**DO THIS**
Your task is to retype each line of the data below exactly.

**MATERIAL PROVIDED**
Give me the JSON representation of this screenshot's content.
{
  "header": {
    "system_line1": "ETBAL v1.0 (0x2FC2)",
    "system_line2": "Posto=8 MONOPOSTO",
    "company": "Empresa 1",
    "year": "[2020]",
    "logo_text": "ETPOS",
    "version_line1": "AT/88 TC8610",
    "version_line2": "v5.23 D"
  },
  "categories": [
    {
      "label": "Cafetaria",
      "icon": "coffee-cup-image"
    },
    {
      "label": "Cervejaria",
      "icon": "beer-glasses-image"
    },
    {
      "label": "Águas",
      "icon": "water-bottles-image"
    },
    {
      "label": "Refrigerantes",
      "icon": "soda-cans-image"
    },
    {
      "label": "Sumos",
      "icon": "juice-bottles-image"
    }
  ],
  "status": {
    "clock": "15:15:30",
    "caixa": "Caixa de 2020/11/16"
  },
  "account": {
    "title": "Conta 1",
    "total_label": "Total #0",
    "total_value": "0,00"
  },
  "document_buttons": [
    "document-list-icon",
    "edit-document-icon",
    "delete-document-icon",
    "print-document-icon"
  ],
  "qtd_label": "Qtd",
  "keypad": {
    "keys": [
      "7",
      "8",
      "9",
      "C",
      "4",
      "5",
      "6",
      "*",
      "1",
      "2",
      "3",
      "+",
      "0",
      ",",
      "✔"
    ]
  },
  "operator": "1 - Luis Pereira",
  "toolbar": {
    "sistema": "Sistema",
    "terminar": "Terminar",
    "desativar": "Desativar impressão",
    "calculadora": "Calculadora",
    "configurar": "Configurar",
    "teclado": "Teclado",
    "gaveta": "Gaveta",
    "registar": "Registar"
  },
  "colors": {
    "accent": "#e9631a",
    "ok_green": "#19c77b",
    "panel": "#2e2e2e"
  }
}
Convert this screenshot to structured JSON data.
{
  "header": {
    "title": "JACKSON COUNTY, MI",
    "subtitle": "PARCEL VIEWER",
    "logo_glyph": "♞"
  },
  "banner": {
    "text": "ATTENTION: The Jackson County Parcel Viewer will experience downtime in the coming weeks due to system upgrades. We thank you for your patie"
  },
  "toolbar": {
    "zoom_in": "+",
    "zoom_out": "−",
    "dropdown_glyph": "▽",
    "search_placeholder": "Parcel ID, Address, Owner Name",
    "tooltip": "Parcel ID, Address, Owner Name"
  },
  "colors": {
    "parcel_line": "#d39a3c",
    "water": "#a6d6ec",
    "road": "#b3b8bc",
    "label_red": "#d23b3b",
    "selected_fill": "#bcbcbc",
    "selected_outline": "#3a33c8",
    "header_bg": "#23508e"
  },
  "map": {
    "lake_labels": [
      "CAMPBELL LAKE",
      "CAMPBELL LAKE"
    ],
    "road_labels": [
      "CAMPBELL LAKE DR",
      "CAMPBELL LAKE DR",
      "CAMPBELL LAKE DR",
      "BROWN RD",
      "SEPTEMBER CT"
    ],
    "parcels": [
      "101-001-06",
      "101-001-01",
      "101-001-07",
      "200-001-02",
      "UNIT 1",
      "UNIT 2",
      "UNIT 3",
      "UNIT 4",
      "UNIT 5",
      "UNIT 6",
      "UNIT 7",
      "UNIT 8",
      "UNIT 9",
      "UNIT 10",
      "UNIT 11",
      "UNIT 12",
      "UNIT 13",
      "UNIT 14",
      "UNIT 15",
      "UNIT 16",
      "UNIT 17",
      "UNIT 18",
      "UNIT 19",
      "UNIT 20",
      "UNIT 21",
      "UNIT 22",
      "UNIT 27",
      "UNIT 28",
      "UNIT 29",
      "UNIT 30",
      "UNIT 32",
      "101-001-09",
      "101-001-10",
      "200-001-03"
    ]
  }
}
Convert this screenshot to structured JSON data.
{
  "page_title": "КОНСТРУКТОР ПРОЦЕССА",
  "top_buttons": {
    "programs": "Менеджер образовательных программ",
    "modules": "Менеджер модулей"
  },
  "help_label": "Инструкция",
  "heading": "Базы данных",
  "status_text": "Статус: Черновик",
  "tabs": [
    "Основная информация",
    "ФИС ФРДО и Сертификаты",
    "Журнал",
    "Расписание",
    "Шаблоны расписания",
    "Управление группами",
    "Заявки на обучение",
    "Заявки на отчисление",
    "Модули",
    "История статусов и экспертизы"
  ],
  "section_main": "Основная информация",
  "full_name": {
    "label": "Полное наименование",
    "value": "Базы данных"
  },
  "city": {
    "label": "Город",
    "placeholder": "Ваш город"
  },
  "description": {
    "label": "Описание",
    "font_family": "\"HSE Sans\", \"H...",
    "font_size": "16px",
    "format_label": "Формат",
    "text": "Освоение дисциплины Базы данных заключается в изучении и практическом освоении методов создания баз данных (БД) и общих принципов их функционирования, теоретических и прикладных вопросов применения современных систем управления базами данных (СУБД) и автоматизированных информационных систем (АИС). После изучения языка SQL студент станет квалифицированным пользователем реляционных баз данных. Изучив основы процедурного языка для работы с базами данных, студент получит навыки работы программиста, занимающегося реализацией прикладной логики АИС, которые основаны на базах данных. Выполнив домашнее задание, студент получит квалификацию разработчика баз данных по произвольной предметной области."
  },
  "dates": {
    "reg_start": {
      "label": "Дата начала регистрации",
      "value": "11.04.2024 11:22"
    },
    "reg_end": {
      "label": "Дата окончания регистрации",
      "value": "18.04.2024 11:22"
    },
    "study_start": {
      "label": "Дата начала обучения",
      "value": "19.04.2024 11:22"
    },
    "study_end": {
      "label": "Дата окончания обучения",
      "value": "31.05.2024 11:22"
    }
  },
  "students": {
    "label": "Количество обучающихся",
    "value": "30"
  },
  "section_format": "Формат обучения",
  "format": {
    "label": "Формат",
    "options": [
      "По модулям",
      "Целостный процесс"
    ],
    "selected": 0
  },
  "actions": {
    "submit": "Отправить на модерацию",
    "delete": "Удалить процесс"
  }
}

**RESPONSE BELOW**
Give me the JSON representation of this screenshot's content.
{
  "header": {
    "system_line1": "ETBAL v1.0 (0x2FC2)",
    "system_line2": "Posto=8 MONOPOSTO",
    "company": "Empresa 1",
    "year": "[2020]",
    "logo_text": "ETPOS",
    "version_line1": "AT/88 TC8610",
    "version_line2": "v5.23 D"
  },
  "categories": [
    {
      "label": "Cafetaria",
      "icon": "coffee-cup-image"
    },
    {
      "label": "Cervejaria",
      "icon": "beer-glasses-image"
    },
    {
      "label": "Águas",
      "icon": "water-bottles-image"
    },
    {
      "label": "Refrigerantes",
      "icon": "soda-cans-image"
    },
    {
      "label": "Sumos",
      "icon": "juice-bottles-image"
    }
  ],
  "status": {
    "clock": "15:15:30",
    "caixa": "Caixa de 2020/11/16"
  },
  "account": {
    "title": "Conta 1",
    "total_label": "Total #0",
    "total_value": "0,00"
  },
  "document_buttons": [
    "document-list-icon",
    "edit-document-icon",
    "delete-document-icon",
    "print-document-icon"
  ],
  "qtd_label": "Qtd",
  "keypad": {
    "keys": [
      "7",
      "8",
      "9",
      "C",
      "4",
      "5",
      "6",
      "*",
      "1",
      "2",
      "3",
      "+",
      "0",
      ",",
      "✔"
    ]
  },
  "operator": "1 - Luis Pereira",
  "toolbar": {
    "sistema": "Sistema",
    "terminar": "Terminar",
    "desativar": "Desativar impressão",
    "calculadora": "Calculadora",
    "configurar": "Configurar",
    "teclado": "Teclado",
    "gaveta": "Gaveta",
    "registar": "Registar"
  },
  "colors": {
    "accent": "#e9631a",
    "ok_green": "#19c77b",
    "panel": "#2e2e2e"
  }
}
Convert this screenshot to structured JSON data.
{
  "header": {
    "title": "JACKSON COUNTY, MI",
    "subtitle": "PARCEL VIEWER",
    "logo_glyph": "♞"
  },
  "banner": {
    "text": "ATTENTION: The Jackson County Parcel Viewer will experience downtime in the coming weeks due to system upgrades. We thank you for your patie"
  },
  "toolbar": {
    "zoom_in": "+",
    "zoom_out": "−",
    "dropdown_glyph": "▽",
    "search_placeholder": "Parcel ID, Address, Owner Name",
    "tooltip": "Parcel ID, Address, Owner Name"
  },
  "colors": {
    "parcel_line": "#d39a3c",
    "water": "#a6d6ec",
    "road": "#b3b8bc",
    "label_red": "#d23b3b",
    "selected_fill": "#bcbcbc",
    "selected_outline": "#3a33c8",
    "header_bg": "#23508e"
  },
  "map": {
    "lake_labels": [
      "CAMPBELL LAKE",
      "CAMPBELL LAKE"
    ],
    "road_labels": [
      "CAMPBELL LAKE DR",
      "CAMPBELL LAKE DR",
      "CAMPBELL LAKE DR",
      "BROWN RD",
      "SEPTEMBER CT"
    ],
    "parcels": [
      "101-001-06",
      "101-001-01",
      "101-001-07",
      "200-001-02",
      "UNIT 1",
      "UNIT 2",
      "UNIT 3",
      "UNIT 4",
      "UNIT 5",
      "UNIT 6",
      "UNIT 7",
      "UNIT 8",
      "UNIT 9",
      "UNIT 10",
      "UNIT 11",
      "UNIT 12",
      "UNIT 13",
      "UNIT 14",
      "UNIT 15",
      "UNIT 16",
      "UNIT 17",
      "UNIT 18",
      "UNIT 19",
      "UNIT 20",
      "UNIT 21",
      "UNIT 22",
      "UNIT 27",
      "UNIT 28",
      "UNIT 29",
      "UNIT 30",
      "UNIT 32",
      "101-001-09",
      "101-001-10",
      "200-001-03"
    ]
  }
}
Convert this screenshot to structured JSON data.
{
  "page_title": "КОНСТРУКТОР ПРОЦЕССА",
  "top_buttons": {
    "programs": "Менеджер образовательных программ",
    "modules": "Менеджер модулей"
  },
  "help_label": "Инструкция",
  "heading": "Базы данных",
  "status_text": "Статус: Черновик",
  "tabs": [
    "Основная информация",
    "ФИС ФРДО и Сертификаты",
    "Журнал",
    "Расписание",
    "Шаблоны расписания",
    "Управление группами",
    "Заявки на обучение",
    "Заявки на отчисление",
    "Модули",
    "История статусов и экспертизы"
  ],
  "section_main": "Основная информация",
  "full_name": {
    "label": "Полное наименование",
    "value": "Базы данных"
  },
  "city": {
    "label": "Город",
    "placeholder": "Ваш город"
  },
  "description": {
    "label": "Описание",
    "font_family": "\"HSE Sans\", \"H...",
    "font_size": "16px",
    "format_label": "Формат",
    "text": "Освоение дисциплины Базы данных заключается в изучении и практическом освоении методов создания баз данных (БД) и общих принципов их функционирования, теоретических и прикладных вопросов применения современных систем управления базами данных (СУБД) и автоматизированных информационных систем (АИС). После изучения языка SQL студент станет квалифицированным пользователем реляционных баз данных. Изучив основы процедурного языка для работы с базами данных, студент получит навыки работы программиста, занимающегося реализацией прикладной логики АИС, которые основаны на базах данных. Выполнив домашнее задание, студент получит квалификацию разработчика баз данных по произвольной предметной области."
  },
  "dates": {
    "reg_start": {
      "label": "Дата начала регистрации",
      "value": "11.04.2024 11:22"
    },
    "reg_end": {
      "label": "Дата окончания регистрации",
      "value": "18.04.2024 11:22"
    },
    "study_start": {
      "label": "Дата начала обучения",
      "value": "19.04.2024 11:22"
    },
    "study_end": {
      "label": "Дата окончания обучения",
      "value": "31.05.2024 11:22"
    }
  },
  "students": {
    "label": "Количество обучающихся",
    "value": "30"
  },
  "section_format": "Формат обучения",
  "format": {
    "label": "Формат",
    "options": [
      "По модулям",
      "Целостный процесс"
    ],
    "selected": 0
  },
  "actions": {
    "submit": "Отправить на модерацию",
    "delete": "Удалить процесс"
  }
}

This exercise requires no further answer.